-- BEGIN Material --

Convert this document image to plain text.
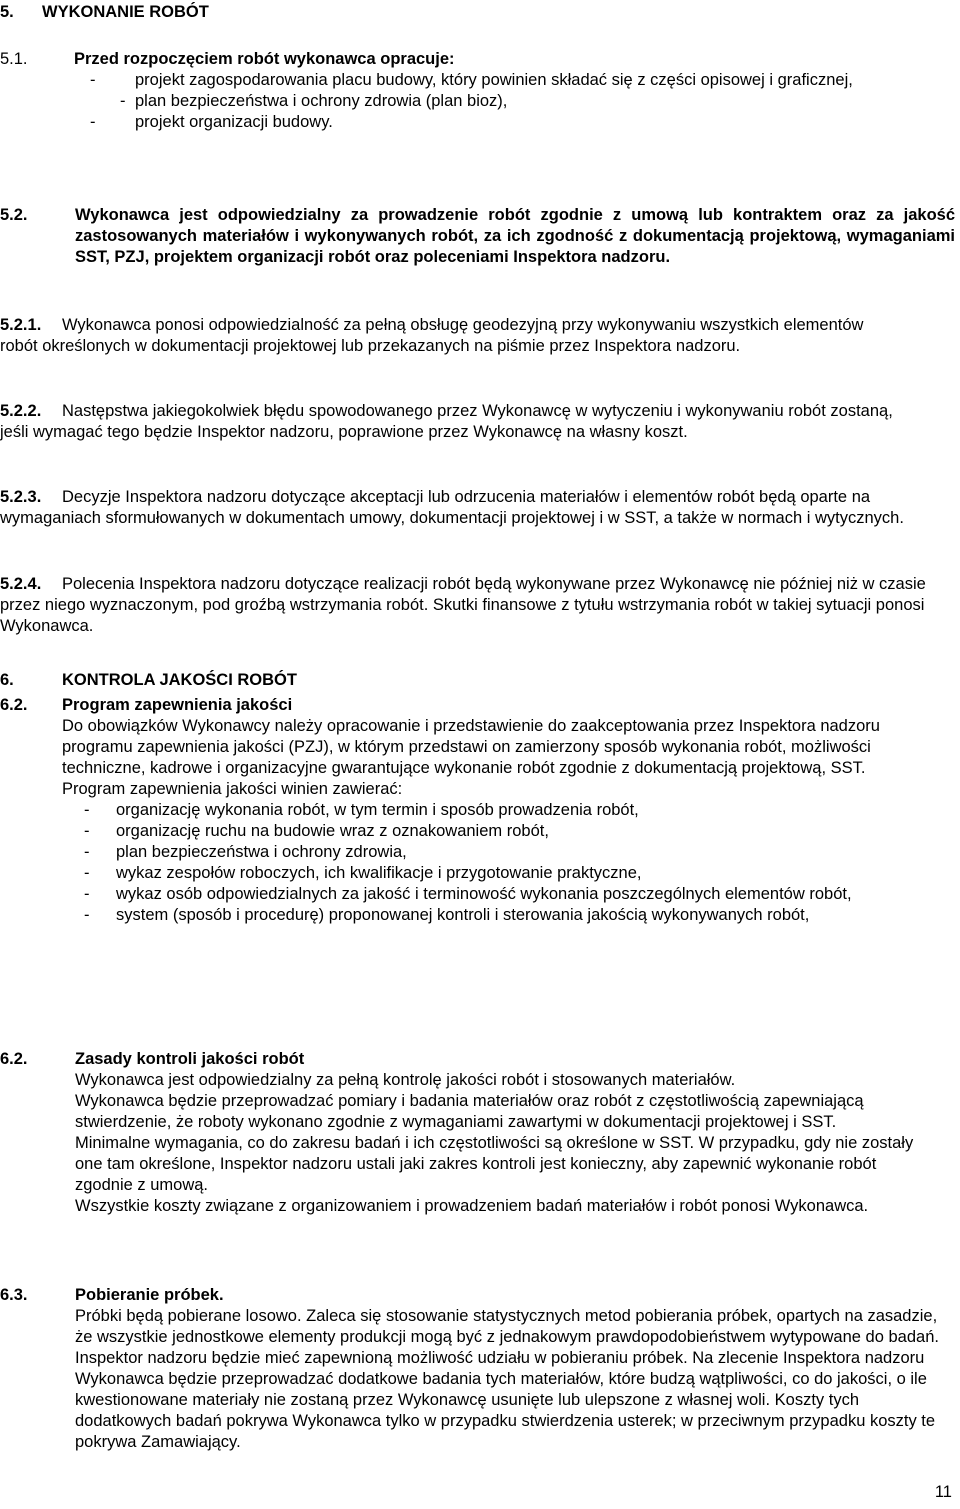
5. WYKONANIE ROBÓT
5.1.	Przed rozpoczęciem robót wykonawca opracuje:

- projekt zagospodarowania placu budowy, który powinien składać się z części opisowej i graficznej,
- plan bezpieczeństwa i ochrony zdrowia (plan bioz),
- projekt organizacji budowy.
5.2.	Wykonawca jest odpowiedzialny za prowadzenie robót zgodnie z umową lub kontraktem oraz za jakość zastosowanych materiałów i wykonywanych robót, za ich zgodność z dokumentacją projektową, wymaganiami SST, PZJ, projektem organizacji robót oraz poleceniami Inspektora nadzoru.

5.2.1.	Wykonawca ponosi odpowiedzialność za pełną obsługę geodezyjną przy wykonywaniu wszystkich elementów robót określonych w dokumentacji projektowej lub przekazanych na piśmie przez Inspektora nadzoru.

5.2.2.	Następstwa jakiegokolwiek błędu spowodowanego przez Wykonawcę w wytyczeniu i wykonywaniu robót zostaną, jeśli wymagać tego będzie Inspektor nadzoru, poprawione przez Wykonawcę na własny koszt.

5.2.3.	Decyzje Inspektora nadzoru dotyczące akceptacji lub odrzucenia materiałów i elementów robót będą oparte na wymaganiach sformułowanych w dokumentach umowy, dokumentacji projektowej i w SST, a także w normach i wytycznych.

5.2.4.	Polecenia Inspektora nadzoru dotyczące realizacji robót będą wykonywane przez Wykonawcę nie później niż w czasie przez niego wyznaczonym, pod groźbą wstrzymania robót. Skutki finansowe z tytułu wstrzymania robót w takiej sytuacji ponosi Wykonawca.

6.	KONTROLA JAKOŚCI ROBÓT
6.2. Program zapewnienia jakości

Do obowiązków Wykonawcy należy opracowanie i przedstawienie do zaakceptowania przez Inspektora nadzoru programu zapewnienia jakości (PZJ), w którym przedstawi on zamierzony sposób wykonania robót, możliwości techniczne, kadrowe i organizacyjne gwarantujące wykonanie robót zgodnie z dokumentacją projektową, SST.

Program zapewnienia jakości winien zawierać:

- organizację wykonania robót, w tym termin i sposób prowadzenia robót,
- organizację ruchu na budowie wraz z oznakowaniem robót,
- plan bezpieczeństwa i ochrony zdrowia,
- wykaz zespołów roboczych, ich kwalifikacje i przygotowanie praktyczne,
- wykaz osób odpowiedzialnych za jakość i terminowość wykonania poszczególnych elementów robót,
- system (sposób i procedurę) proponowanej kontroli i sterowania jakością wykonywanych robót,
6.2.	Zasady kontroli jakości robót

Wykonawca jest odpowiedzialny za pełną kontrolę jakości robót i stosowanych materiałów.

Wykonawca będzie przeprowadzać pomiary i badania materiałów oraz robót z częstotliwością zapewniającą stwierdzenie, że roboty wykonano zgodnie z wymaganiami zawartymi w dokumentacji projektowej i SST.

Minimalne wymagania, co do zakresu badań i ich częstotliwości są określone w SST. W przypadku, gdy nie zostały one tam określone, Inspektor nadzoru ustali jaki zakres kontroli jest konieczny, aby zapewnić wykonanie robót zgodnie z umową.

Wszystkie koszty związane z organizowaniem i prowadzeniem badań materiałów i robót ponosi Wykonawca.

6.3.	Pobieranie próbek.

Próbki będą pobierane losowo. Zaleca się stosowanie statystycznych metod pobierania próbek, opartych na zasadzie, że wszystkie jednostkowe elementy produkcji mogą być z jednakowym prawdopodobieństwem wytypowane do badań.

Inspektor nadzoru będzie mieć zapewnioną możliwość udziału w pobieraniu próbek. Na zlecenie Inspektora nadzoru Wykonawca będzie przeprowadzać dodatkowe badania tych materiałów, które budzą wątpliwości, co do jakości, o ile kwestionowane materiały nie zostaną przez Wykonawcę usunięte lub ulepszone z własnej woli. Koszty tych dodatkowych badań pokrywa Wykonawca tylko w przypadku stwierdzenia usterek; w przeciwnym przypadku koszty te pokrywa Zamawiający.

11
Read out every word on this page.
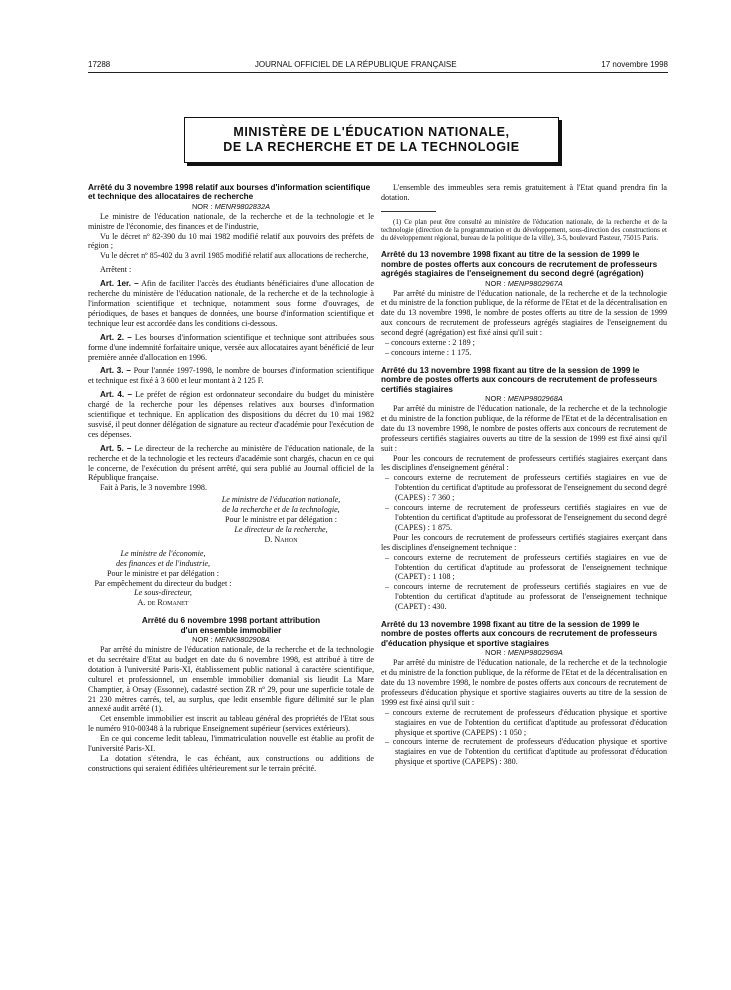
17288	JOURNAL OFFICIEL DE LA RÉPUBLIQUE FRANÇAISE	17 novembre 1998
MINISTÈRE DE L'ÉDUCATION NATIONALE,
DE LA RECHERCHE ET DE LA TECHNOLOGIE

Arrêté du 3 novembre 1998 relatif aux bourses d'information scientifique et technique des allocataires de recherche

NOR : MENR9802832A

Le ministre de l'éducation nationale, de la recherche et de la technologie et le ministre de l'économie, des finances et de l'industrie,

Vu le décret nº 82-390 du 10 mai 1982 modifié relatif aux pouvoirs des préfets de région ;

Vu le décret nº 85-402 du 3 avril 1985 modifié relatif aux allocations de recherche,

Arrêtent :

Art. 1er. – Afin de faciliter l'accès des étudiants bénéficiaires d'une allocation de recherche du ministère de l'éducation nationale, de la recherche et de la technologie à l'information scientifique et technique, notamment sous forme d'ouvrages, de périodiques, de bases et banques de données, une bourse d'information scientifique et technique leur est accordée dans les conditions ci-dessous.

Art. 2. – Les bourses d'information scientifique et technique sont attribuées sous forme d'une indemnité forfaitaire unique, versée aux allocataires ayant bénéficié de leur première année d'allocation en 1996.

Art. 3. – Pour l'année 1997-1998, le nombre de bourses d'information scientifique et technique est fixé à 3 600 et leur montant à 2 125 F.

Art. 4. – Le préfet de région est ordonnateur secondaire du budget du ministère chargé de la recherche pour les dépenses relatives aux bourses d'information scientifique et technique. En application des dispositions du décret du 10 mai 1982 susvisé, il peut donner délégation de signature au recteur d'académie pour l'exécution de ces dépenses.

Art. 5. – Le directeur de la recherche au ministère de l'éducation nationale, de la recherche et de la technologie et les recteurs d'académie sont chargés, chacun en ce qui le concerne, de l'exécution du présent arrêté, qui sera publié au Journal officiel de la République française.

Fait à Paris, le 3 novembre 1998.

Le ministre de l'éducation nationale,

de la recherche et de la technologie,

Pour le ministre et par délégation :

Le directeur de la recherche,

D. Nahon

Le ministre de l'économie,

des finances et de l'industrie,

Pour le ministre et par délégation :

Par empêchement du directeur du budget :

Le sous-directeur,

A. de Romanet

Arrêté du 6 novembre 1998 portant attribution

d'un ensemble immobilier

NOR : MENK9802908A

Par arrêté du ministre de l'éducation nationale, de la recherche et de la technologie et du secrétaire d'Etat au budget en date du 6 novembre 1998, est attribué à titre de dotation à l'université Paris-XI, établissement public national à caractère scientifique, culturel et professionnel, un ensemble immobilier domanial sis lieudit La Mare Champtier, à Orsay (Essonne), cadastré section ZR nº 29, pour une superficie totale de 21 230 mètres carrés, tel, au surplus, que ledit ensemble figure délimité sur le plan annexé audit arrêté (1).

Cet ensemble immobilier est inscrit au tableau général des propriétés de l'Etat sous le numéro 910-00348 à la rubrique Enseignement supérieur (services extérieurs).

En ce qui concerne ledit tableau, l'immatriculation nouvelle est établie au profit de l'université Paris-XI.

La dotation s'étendra, le cas échéant, aux constructions ou additions de constructions qui seraient édifiées ultérieurement sur le terrain précité.

L'ensemble des immeubles sera remis gratuitement à l'Etat quand prendra fin la dotation.

(1) Ce plan peut être consulté au ministère de l'éducation nationale, de la recherche et de la technologie (direction de la programmation et du développement, sous-direction des constructions et du développement régional, bureau de la politique de la ville), 3-5, boulevard Pasteur, 75015 Paris.

Arrêté du 13 novembre 1998 fixant au titre de la session de 1999 le nombre de postes offerts aux concours de recrutement de professeurs agrégés stagiaires de l'enseignement du second degré (agrégation)

NOR : MENP9802967A

Par arrêté du ministre de l'éducation nationale, de la recherche et de la technologie et du ministre de la fonction publique, de la réforme de l'Etat et de la décentralisation en date du 13 novembre 1998, le nombre de postes offerts au titre de la session de 1999 aux concours de recrutement de professeurs agrégés stagiaires de l'enseignement du second degré (agrégation) est fixé ainsi qu'il suit :

– concours externe : 2 189 ;

– concours interne : 1 175.

Arrêté du 13 novembre 1998 fixant au titre de la session de 1999 le nombre de postes offerts aux concours de recrutement de professeurs certifiés stagiaires

NOR : MENP9802968A

Par arrêté du ministre de l'éducation nationale, de la recherche et de la technologie et du ministre de la fonction publique, de la réforme de l'Etat et de la décentralisation en date du 13 novembre 1998, le nombre de postes offerts aux concours de recrutement de professeurs certifiés stagiaires ouverts au titre de la session de 1999 est fixé ainsi qu'il suit :

Pour les concours de recrutement de professeurs certifiés stagiaires exerçant dans les disciplines d'enseignement général :

– concours externe de recrutement de professeurs certifiés stagiaires en vue de l'obtention du certificat d'aptitude au professorat de l'enseignement du second degré (CAPES) : 7 360 ;

– concours interne de recrutement de professeurs certifiés stagiaires en vue de l'obtention du certificat d'aptitude au professorat de l'enseignement du second degré (CAPES) : 1 875.

Pour les concours de recrutement de professeurs certifiés stagiaires exerçant dans les disciplines d'enseignement technique :

– concours externe de recrutement de professeurs certifiés stagiaires en vue de l'obtention du certificat d'aptitude au professorat de l'enseignement technique (CAPET) : 1 108 ;

– concours interne de recrutement de professeurs certifiés stagiaires en vue de l'obtention du certificat d'aptitude au professorat de l'enseignement technique (CAPET) : 430.

Arrêté du 13 novembre 1998 fixant au titre de la session de 1999 le nombre de postes offerts aux concours de recrutement de professeurs d'éducation physique et sportive stagiaires

NOR : MENP9802969A

Par arrêté du ministre de l'éducation nationale, de la recherche et de la technologie et du ministre de la fonction publique, de la réforme de l'Etat et de la décentralisation en date du 13 novembre 1998, le nombre de postes offerts aux concours de recrutement de professeurs d'éducation physique et sportive stagiaires ouverts au titre de la session de 1999 est fixé ainsi qu'il suit :

– concours externe de recrutement de professeurs d'éducation physique et sportive stagiaires en vue de l'obtention du certificat d'aptitude au professorat d'éducation physique et sportive (CAPEPS) : 1 050 ;

– concours interne de recrutement de professeurs d'éducation physique et sportive stagiaires en vue de l'obtention du certificat d'aptitude au professorat d'éducation physique et sportive (CAPEPS) : 380.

-- END Material --

[Description of the task]
Look through the entries and find each line that has the string "próbek". Copy those lines.

[Written response]
6.3.	Pobieranie próbek.
Próbki będą pobierane losowo. Zaleca się stosowanie statystycznych metod pobierania próbek, opartych na zasadzie, że wszystkie jednostkowe elementy produkcji mogą być z jednakowym prawdopodobieństwem wytypowane do badań.
Inspektor nadzoru będzie mieć zapewnioną możliwość udziału w pobieraniu próbek. Na zlecenie Inspektora nadzoru Wykonawca będzie przeprowadzać dodatkowe badania tych materiałów, które budzą wątpliwości, co do jakości, o ile kwestionowane materiały nie zostaną przez Wykonawcę usunięte lub ulepszone z własnej woli. Koszty tych dodatkowych badań pokrywa Wykonawca tylko w przypadku stwierdzenia usterek; w przeciwnym przypadku koszty te pokrywa Zamawiający.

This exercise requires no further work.